STATED PROBLEM —
Please repeat all of the listing exactly.

[Begin MATERIAL SUPPLIED]

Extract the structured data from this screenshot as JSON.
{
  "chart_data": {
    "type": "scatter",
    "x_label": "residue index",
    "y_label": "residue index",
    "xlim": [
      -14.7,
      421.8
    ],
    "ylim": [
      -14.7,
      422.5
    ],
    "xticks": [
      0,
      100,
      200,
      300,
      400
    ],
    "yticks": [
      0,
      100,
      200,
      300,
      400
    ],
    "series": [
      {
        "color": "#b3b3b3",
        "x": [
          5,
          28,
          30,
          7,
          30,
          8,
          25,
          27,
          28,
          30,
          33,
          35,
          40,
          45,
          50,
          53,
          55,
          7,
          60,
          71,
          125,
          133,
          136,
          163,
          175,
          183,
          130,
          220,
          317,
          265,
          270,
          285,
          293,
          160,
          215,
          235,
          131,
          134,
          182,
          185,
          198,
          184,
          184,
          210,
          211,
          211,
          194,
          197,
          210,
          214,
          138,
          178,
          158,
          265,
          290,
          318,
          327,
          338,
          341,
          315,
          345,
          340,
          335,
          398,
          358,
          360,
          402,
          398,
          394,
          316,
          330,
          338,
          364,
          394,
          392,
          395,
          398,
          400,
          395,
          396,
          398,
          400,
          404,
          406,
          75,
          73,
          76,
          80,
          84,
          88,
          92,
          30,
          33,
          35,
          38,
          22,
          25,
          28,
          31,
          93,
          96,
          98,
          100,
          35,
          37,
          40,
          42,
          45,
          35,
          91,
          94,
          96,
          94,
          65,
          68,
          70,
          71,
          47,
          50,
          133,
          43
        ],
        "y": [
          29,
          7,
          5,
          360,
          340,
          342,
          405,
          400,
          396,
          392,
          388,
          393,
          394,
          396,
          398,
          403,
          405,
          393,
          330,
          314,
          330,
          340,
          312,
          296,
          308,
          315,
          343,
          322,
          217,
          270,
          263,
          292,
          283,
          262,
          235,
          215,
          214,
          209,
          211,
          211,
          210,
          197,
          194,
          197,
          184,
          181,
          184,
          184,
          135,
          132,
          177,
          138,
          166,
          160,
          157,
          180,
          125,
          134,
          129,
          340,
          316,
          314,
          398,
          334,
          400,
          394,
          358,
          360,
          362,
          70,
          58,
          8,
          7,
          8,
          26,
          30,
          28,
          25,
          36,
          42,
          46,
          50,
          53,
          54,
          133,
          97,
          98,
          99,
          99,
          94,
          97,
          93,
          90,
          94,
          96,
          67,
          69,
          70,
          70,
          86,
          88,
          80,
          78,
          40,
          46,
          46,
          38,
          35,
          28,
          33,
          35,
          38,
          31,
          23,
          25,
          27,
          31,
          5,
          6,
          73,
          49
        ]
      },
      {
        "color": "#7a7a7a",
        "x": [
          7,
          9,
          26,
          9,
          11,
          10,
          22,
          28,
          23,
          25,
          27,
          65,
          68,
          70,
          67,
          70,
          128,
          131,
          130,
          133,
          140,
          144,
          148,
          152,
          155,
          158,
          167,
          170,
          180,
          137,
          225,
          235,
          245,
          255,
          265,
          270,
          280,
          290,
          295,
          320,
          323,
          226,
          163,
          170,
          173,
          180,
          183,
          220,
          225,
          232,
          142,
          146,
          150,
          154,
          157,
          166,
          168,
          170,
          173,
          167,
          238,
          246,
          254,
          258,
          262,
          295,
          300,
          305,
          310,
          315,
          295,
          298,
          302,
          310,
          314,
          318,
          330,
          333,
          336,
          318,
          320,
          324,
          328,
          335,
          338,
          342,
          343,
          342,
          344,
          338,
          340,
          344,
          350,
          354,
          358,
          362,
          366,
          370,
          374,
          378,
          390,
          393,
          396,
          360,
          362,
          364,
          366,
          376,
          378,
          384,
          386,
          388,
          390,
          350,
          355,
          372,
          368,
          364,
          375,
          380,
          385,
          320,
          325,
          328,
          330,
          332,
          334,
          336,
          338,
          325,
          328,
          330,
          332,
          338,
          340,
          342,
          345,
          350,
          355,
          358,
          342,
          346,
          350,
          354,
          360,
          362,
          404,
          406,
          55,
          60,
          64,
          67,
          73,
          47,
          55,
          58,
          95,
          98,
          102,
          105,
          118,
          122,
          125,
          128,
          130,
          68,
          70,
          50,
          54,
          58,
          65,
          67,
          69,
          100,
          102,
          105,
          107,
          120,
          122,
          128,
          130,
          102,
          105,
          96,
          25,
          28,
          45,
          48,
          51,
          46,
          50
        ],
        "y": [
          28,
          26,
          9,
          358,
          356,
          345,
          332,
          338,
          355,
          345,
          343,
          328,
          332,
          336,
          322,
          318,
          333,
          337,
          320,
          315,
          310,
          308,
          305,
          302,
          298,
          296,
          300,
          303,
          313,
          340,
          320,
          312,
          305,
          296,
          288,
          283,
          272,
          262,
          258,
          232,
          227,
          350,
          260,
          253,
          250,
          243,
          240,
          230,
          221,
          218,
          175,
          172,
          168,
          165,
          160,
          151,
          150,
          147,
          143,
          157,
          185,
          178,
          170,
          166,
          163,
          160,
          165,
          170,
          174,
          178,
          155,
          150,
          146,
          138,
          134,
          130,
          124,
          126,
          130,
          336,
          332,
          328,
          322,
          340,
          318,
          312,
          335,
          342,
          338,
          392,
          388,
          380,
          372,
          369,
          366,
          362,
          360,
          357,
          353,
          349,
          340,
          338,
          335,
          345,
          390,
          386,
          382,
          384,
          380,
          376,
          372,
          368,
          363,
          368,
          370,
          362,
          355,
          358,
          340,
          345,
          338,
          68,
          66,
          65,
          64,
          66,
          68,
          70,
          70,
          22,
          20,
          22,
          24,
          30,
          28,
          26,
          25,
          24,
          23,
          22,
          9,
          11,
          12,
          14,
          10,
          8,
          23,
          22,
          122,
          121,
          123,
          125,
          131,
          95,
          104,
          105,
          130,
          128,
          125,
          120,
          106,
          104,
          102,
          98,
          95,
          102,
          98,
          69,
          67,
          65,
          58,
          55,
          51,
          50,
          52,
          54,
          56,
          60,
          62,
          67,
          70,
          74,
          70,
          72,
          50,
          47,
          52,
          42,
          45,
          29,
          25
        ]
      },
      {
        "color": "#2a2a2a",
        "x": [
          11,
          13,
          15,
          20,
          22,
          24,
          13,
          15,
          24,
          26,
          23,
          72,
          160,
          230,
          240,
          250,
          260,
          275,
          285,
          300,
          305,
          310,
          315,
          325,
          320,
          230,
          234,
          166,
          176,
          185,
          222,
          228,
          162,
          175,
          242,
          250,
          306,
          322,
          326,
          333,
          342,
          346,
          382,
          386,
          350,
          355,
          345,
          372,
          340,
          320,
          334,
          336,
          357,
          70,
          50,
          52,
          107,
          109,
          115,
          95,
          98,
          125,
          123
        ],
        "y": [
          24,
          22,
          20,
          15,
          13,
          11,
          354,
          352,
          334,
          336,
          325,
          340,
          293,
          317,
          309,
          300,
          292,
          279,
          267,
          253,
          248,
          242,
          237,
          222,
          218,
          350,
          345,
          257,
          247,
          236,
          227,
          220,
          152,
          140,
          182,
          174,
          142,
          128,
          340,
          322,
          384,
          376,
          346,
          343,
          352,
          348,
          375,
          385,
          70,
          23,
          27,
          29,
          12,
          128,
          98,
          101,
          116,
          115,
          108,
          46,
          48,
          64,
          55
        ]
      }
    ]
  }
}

[End MATERIAL SUPPLIED]

EXPECTED OUTPUT —
Extract the structured data from this screenshot as JSON.
{
  "chart_data": {
    "type": "scatter",
    "x_label": "residue index",
    "y_label": "residue index",
    "xlim": [
      -14.7,
      421.8
    ],
    "ylim": [
      -14.7,
      422.5
    ],
    "xticks": [
      0,
      100,
      200,
      300,
      400
    ],
    "yticks": [
      0,
      100,
      200,
      300,
      400
    ],
    "series": [
      {
        "color": "#b3b3b3",
        "x": [
          5,
          28,
          30,
          7,
          30,
          8,
          25,
          27,
          28,
          30,
          33,
          35,
          40,
          45,
          50,
          53,
          55,
          7,
          60,
          71,
          125,
          133,
          136,
          163,
          175,
          183,
          130,
          220,
          317,
          265,
          270,
          285,
          293,
          160,
          215,
          235,
          131,
          134,
          182,
          185,
          198,
          184,
          184,
          210,
          211,
          211,
          194,
          197,
          210,
          214,
          138,
          178,
          158,
          265,
          290,
          318,
          327,
          338,
          341,
          315,
          345,
          340,
          335,
          398,
          358,
          360,
          402,
          398,
          394,
          316,
          330,
          338,
          364,
          394,
          392,
          395,
          398,
          400,
          395,
          396,
          398,
          400,
          404,
          406,
          75,
          73,
          76,
          80,
          84,
          88,
          92,
          30,
          33,
          35,
          38,
          22,
          25,
          28,
          31,
          93,
          96,
          98,
          100,
          35,
          37,
          40,
          42,
          45,
          35,
          91,
          94,
          96,
          94,
          65,
          68,
          70,
          71,
          47,
          50,
          133,
          43
        ],
        "y": [
          29,
          7,
          5,
          360,
          340,
          342,
          405,
          400,
          396,
          392,
          388,
          393,
          394,
          396,
          398,
          403,
          405,
          393,
          330,
          314,
          330,
          340,
          312,
          296,
          308,
          315,
          343,
          322,
          217,
          270,
          263,
          292,
          283,
          262,
          235,
          215,
          214,
          209,
          211,
          211,
          210,
          197,
          194,
          197,
          184,
          181,
          184,
          184,
          135,
          132,
          177,
          138,
          166,
          160,
          157,
          180,
          125,
          134,
          129,
          340,
          316,
          314,
          398,
          334,
          400,
          394,
          358,
          360,
          362,
          70,
          58,
          8,
          7,
          8,
          26,
          30,
          28,
          25,
          36,
          42,
          46,
          50,
          53,
          54,
          133,
          97,
          98,
          99,
          99,
          94,
          97,
          93,
          90,
          94,
          96,
          67,
          69,
          70,
          70,
          86,
          88,
          80,
          78,
          40,
          46,
          46,
          38,
          35,
          28,
          33,
          35,
          38,
          31,
          23,
          25,
          27,
          31,
          5,
          6,
          73,
          49
        ]
      },
      {
        "color": "#7a7a7a",
        "x": [
          7,
          9,
          26,
          9,
          11,
          10,
          22,
          28,
          23,
          25,
          27,
          65,
          68,
          70,
          67,
          70,
          128,
          131,
          130,
          133,
          140,
          144,
          148,
          152,
          155,
          158,
          167,
          170,
          180,
          137,
          225,
          235,
          245,
          255,
          265,
          270,
          280,
          290,
          295,
          320,
          323,
          226,
          163,
          170,
          173,
          180,
          183,
          220,
          225,
          232,
          142,
          146,
          150,
          154,
          157,
          166,
          168,
          170,
          173,
          167,
          238,
          246,
          254,
          258,
          262,
          295,
          300,
          305,
          310,
          315,
          295,
          298,
          302,
          310,
          314,
          318,
          330,
          333,
          336,
          318,
          320,
          324,
          328,
          335,
          338,
          342,
          343,
          342,
          344,
          338,
          340,
          344,
          350,
          354,
          358,
          362,
          366,
          370,
          374,
          378,
          390,
          393,
          396,
          360,
          362,
          364,
          366,
          376,
          378,
          384,
          386,
          388,
          390,
          350,
          355,
          372,
          368,
          364,
          375,
          380,
          385,
          320,
          325,
          328,
          330,
          332,
          334,
          336,
          338,
          325,
          328,
          330,
          332,
          338,
          340,
          342,
          345,
          350,
          355,
          358,
          342,
          346,
          350,
          354,
          360,
          362,
          404,
          406,
          55,
          60,
          64,
          67,
          73,
          47,
          55,
          58,
          95,
          98,
          102,
          105,
          118,
          122,
          125,
          128,
          130,
          68,
          70,
          50,
          54,
          58,
          65,
          67,
          69,
          100,
          102,
          105,
          107,
          120,
          122,
          128,
          130,
          102,
          105,
          96,
          25,
          28,
          45,
          48,
          51,
          46,
          50
        ],
        "y": [
          28,
          26,
          9,
          358,
          356,
          345,
          332,
          338,
          355,
          345,
          343,
          328,
          332,
          336,
          322,
          318,
          333,
          337,
          320,
          315,
          310,
          308,
          305,
          302,
          298,
          296,
          300,
          303,
          313,
          340,
          320,
          312,
          305,
          296,
          288,
          283,
          272,
          262,
          258,
          232,
          227,
          350,
          260,
          253,
          250,
          243,
          240,
          230,
          221,
          218,
          175,
          172,
          168,
          165,
          160,
          151,
          150,
          147,
          143,
          157,
          185,
          178,
          170,
          166,
          163,
          160,
          165,
          170,
          174,
          178,
          155,
          150,
          146,
          138,
          134,
          130,
          124,
          126,
          130,
          336,
          332,
          328,
          322,
          340,
          318,
          312,
          335,
          342,
          338,
          392,
          388,
          380,
          372,
          369,
          366,
          362,
          360,
          357,
          353,
          349,
          340,
          338,
          335,
          345,
          390,
          386,
          382,
          384,
          380,
          376,
          372,
          368,
          363,
          368,
          370,
          362,
          355,
          358,
          340,
          345,
          338,
          68,
          66,
          65,
          64,
          66,
          68,
          70,
          70,
          22,
          20,
          22,
          24,
          30,
          28,
          26,
          25,
          24,
          23,
          22,
          9,
          11,
          12,
          14,
          10,
          8,
          23,
          22,
          122,
          121,
          123,
          125,
          131,
          95,
          104,
          105,
          130,
          128,
          125,
          120,
          106,
          104,
          102,
          98,
          95,
          102,
          98,
          69,
          67,
          65,
          58,
          55,
          51,
          50,
          52,
          54,
          56,
          60,
          62,
          67,
          70,
          74,
          70,
          72,
          50,
          47,
          52,
          42,
          45,
          29,
          25
        ]
      },
      {
        "color": "#2a2a2a",
        "x": [
          11,
          13,
          15,
          20,
          22,
          24,
          13,
          15,
          24,
          26,
          23,
          72,
          160,
          230,
          240,
          250,
          260,
          275,
          285,
          300,
          305,
          310,
          315,
          325,
          320,
          230,
          234,
          166,
          176,
          185,
          222,
          228,
          162,
          175,
          242,
          250,
          306,
          322,
          326,
          333,
          342,
          346,
          382,
          386,
          350,
          355,
          345,
          372,
          340,
          320,
          334,
          336,
          357,
          70,
          50,
          52,
          107,
          109,
          115,
          95,
          98,
          125,
          123
        ],
        "y": [
          24,
          22,
          20,
          15,
          13,
          11,
          354,
          352,
          334,
          336,
          325,
          340,
          293,
          317,
          309,
          300,
          292,
          279,
          267,
          253,
          248,
          242,
          237,
          222,
          218,
          350,
          345,
          257,
          247,
          236,
          227,
          220,
          152,
          140,
          182,
          174,
          142,
          128,
          340,
          322,
          384,
          376,
          346,
          343,
          352,
          348,
          375,
          385,
          70,
          23,
          27,
          29,
          12,
          128,
          98,
          101,
          116,
          115,
          108,
          46,
          48,
          64,
          55
        ]
      }
    ]
  }
}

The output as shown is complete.